[Set exercise]
Return the material below in full and exactly.

□ □ □

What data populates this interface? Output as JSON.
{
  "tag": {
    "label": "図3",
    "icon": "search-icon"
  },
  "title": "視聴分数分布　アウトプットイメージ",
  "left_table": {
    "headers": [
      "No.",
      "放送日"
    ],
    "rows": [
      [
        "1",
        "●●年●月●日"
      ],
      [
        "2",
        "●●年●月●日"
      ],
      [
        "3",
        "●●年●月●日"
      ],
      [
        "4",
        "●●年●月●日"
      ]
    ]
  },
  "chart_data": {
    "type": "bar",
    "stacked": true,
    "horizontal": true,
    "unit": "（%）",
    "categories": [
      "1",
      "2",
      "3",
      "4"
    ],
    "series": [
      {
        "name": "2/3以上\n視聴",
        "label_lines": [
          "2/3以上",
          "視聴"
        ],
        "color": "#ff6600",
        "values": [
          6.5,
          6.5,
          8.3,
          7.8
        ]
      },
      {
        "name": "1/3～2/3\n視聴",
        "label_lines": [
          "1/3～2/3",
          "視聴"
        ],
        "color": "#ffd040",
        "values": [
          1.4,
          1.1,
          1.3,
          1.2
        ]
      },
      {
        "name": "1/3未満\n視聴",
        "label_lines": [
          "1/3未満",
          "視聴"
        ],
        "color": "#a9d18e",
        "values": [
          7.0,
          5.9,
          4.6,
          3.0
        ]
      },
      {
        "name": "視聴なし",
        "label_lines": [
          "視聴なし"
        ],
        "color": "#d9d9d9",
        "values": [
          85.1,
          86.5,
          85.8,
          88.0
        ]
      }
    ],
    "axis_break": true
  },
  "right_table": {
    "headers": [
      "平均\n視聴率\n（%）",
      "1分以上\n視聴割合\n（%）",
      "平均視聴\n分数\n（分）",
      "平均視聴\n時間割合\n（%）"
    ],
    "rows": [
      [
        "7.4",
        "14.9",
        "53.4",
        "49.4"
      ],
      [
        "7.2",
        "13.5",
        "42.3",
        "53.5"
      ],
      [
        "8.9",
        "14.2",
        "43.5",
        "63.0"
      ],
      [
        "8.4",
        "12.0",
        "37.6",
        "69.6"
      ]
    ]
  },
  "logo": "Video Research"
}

□ □ □

[Correct result]
What data populates this interface? Output as JSON.
{
  "tag": {
    "label": "図3",
    "icon": "search-icon"
  },
  "title": "視聴分数分布　アウトプットイメージ",
  "left_table": {
    "headers": [
      "No.",
      "放送日"
    ],
    "rows": [
      [
        "1",
        "●●年●月●日"
      ],
      [
        "2",
        "●●年●月●日"
      ],
      [
        "3",
        "●●年●月●日"
      ],
      [
        "4",
        "●●年●月●日"
      ]
    ]
  },
  "chart_data": {
    "type": "bar",
    "stacked": true,
    "horizontal": true,
    "unit": "（%）",
    "categories": [
      "1",
      "2",
      "3",
      "4"
    ],
    "series": [
      {
        "name": "2/3以上\n視聴",
        "label_lines": [
          "2/3以上",
          "視聴"
        ],
        "color": "#ff6600",
        "values": [
          6.5,
          6.5,
          8.3,
          7.8
        ]
      },
      {
        "name": "1/3～2/3\n視聴",
        "label_lines": [
          "1/3～2/3",
          "視聴"
        ],
        "color": "#ffd040",
        "values": [
          1.4,
          1.1,
          1.3,
          1.2
        ]
      },
      {
        "name": "1/3未満\n視聴",
        "label_lines": [
          "1/3未満",
          "視聴"
        ],
        "color": "#a9d18e",
        "values": [
          7.0,
          5.9,
          4.6,
          3.0
        ]
      },
      {
        "name": "視聴なし",
        "label_lines": [
          "視聴なし"
        ],
        "color": "#d9d9d9",
        "values": [
          85.1,
          86.5,
          85.8,
          88.0
        ]
      }
    ],
    "axis_break": true
  },
  "right_table": {
    "headers": [
      "平均\n視聴率\n（%）",
      "1分以上\n視聴割合\n（%）",
      "平均視聴\n分数\n（分）",
      "平均視聴\n時間割合\n（%）"
    ],
    "rows": [
      [
        "7.4",
        "14.9",
        "53.4",
        "49.4"
      ],
      [
        "7.2",
        "13.5",
        "42.3",
        "53.5"
      ],
      [
        "8.9",
        "14.2",
        "43.5",
        "63.0"
      ],
      [
        "8.4",
        "12.0",
        "37.6",
        "69.6"
      ]
    ]
  },
  "logo": "Video Research"
}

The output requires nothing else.